● **Written exercise**
Write the records below out in full, character for character, with no pictures.

(Stored data)
────────

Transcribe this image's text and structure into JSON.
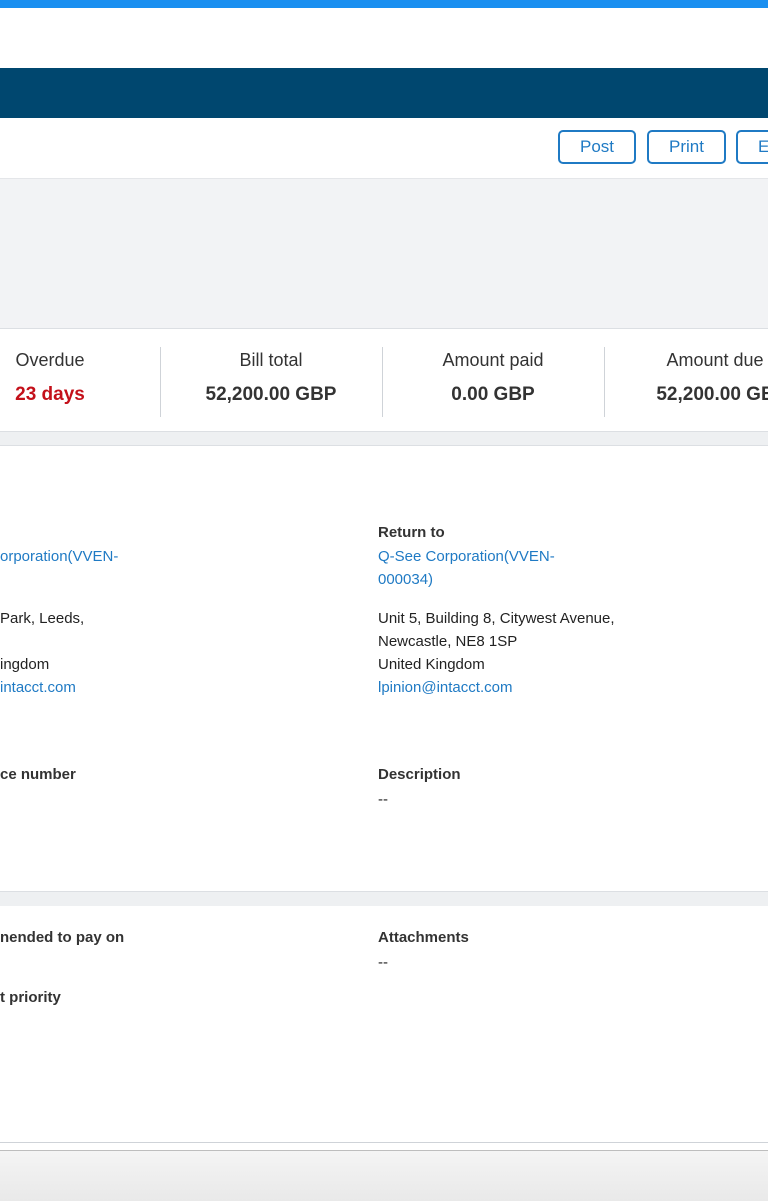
{
  "toolbar": {
    "post_label": "Post",
    "print_label": "Print",
    "edit_label": "E"
  },
  "summary": {
    "overdue_label": "Overdue",
    "overdue_value": "23 days",
    "bill_total_label": "Bill total",
    "bill_total_value": "52,200.00 GBP",
    "amount_paid_label": "Amount paid",
    "amount_paid_value": "0.00 GBP",
    "amount_due_label": "Amount due",
    "amount_due_value": "52,200.00 GE"
  },
  "vendor": {
    "name_line1": "orporation(VVEN-",
    "address_line1": "Park, Leeds,",
    "country": "ingdom",
    "email": "intacct.com",
    "reference_label": "ce number"
  },
  "return_to": {
    "label": "Return to",
    "name_line1": "Q-See Corporation(VVEN-",
    "name_line2": "000034)",
    "address_line1": "Unit 5, Building 8, Citywest Avenue,",
    "address_line2": "Newcastle, NE8 1SP",
    "country": "United Kingdom",
    "email": "lpinion@intacct.com"
  },
  "description": {
    "label": "Description",
    "value": "--"
  },
  "payment": {
    "recommended_label": "nended to pay on",
    "priority_label": "t priority"
  },
  "attachments": {
    "label": "Attachments",
    "value": "--"
  },
  "colors": {
    "accent": "#1a8ff0",
    "nav": "#00476f",
    "link": "#1f7ac4",
    "overdue": "#c4101a"
  }
}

────────

● **Answer**
Transcribe this image's text and structure into JSON.
{
  "toolbar": {
    "post_label": "Post",
    "print_label": "Print",
    "edit_label": "E"
  },
  "summary": {
    "overdue_label": "Overdue",
    "overdue_value": "23 days",
    "bill_total_label": "Bill total",
    "bill_total_value": "52,200.00 GBP",
    "amount_paid_label": "Amount paid",
    "amount_paid_value": "0.00 GBP",
    "amount_due_label": "Amount due",
    "amount_due_value": "52,200.00 GE"
  },
  "vendor": {
    "name_line1": "orporation(VVEN-",
    "address_line1": "Park, Leeds,",
    "country": "ingdom",
    "email": "intacct.com",
    "reference_label": "ce number"
  },
  "return_to": {
    "label": "Return to",
    "name_line1": "Q-See Corporation(VVEN-",
    "name_line2": "000034)",
    "address_line1": "Unit 5, Building 8, Citywest Avenue,",
    "address_line2": "Newcastle, NE8 1SP",
    "country": "United Kingdom",
    "email": "lpinion@intacct.com"
  },
  "description": {
    "label": "Description",
    "value": "--"
  },
  "payment": {
    "recommended_label": "nended to pay on",
    "priority_label": "t priority"
  },
  "attachments": {
    "label": "Attachments",
    "value": "--"
  },
  "colors": {
    "accent": "#1a8ff0",
    "nav": "#00476f",
    "link": "#1f7ac4",
    "overdue": "#c4101a"
  }
}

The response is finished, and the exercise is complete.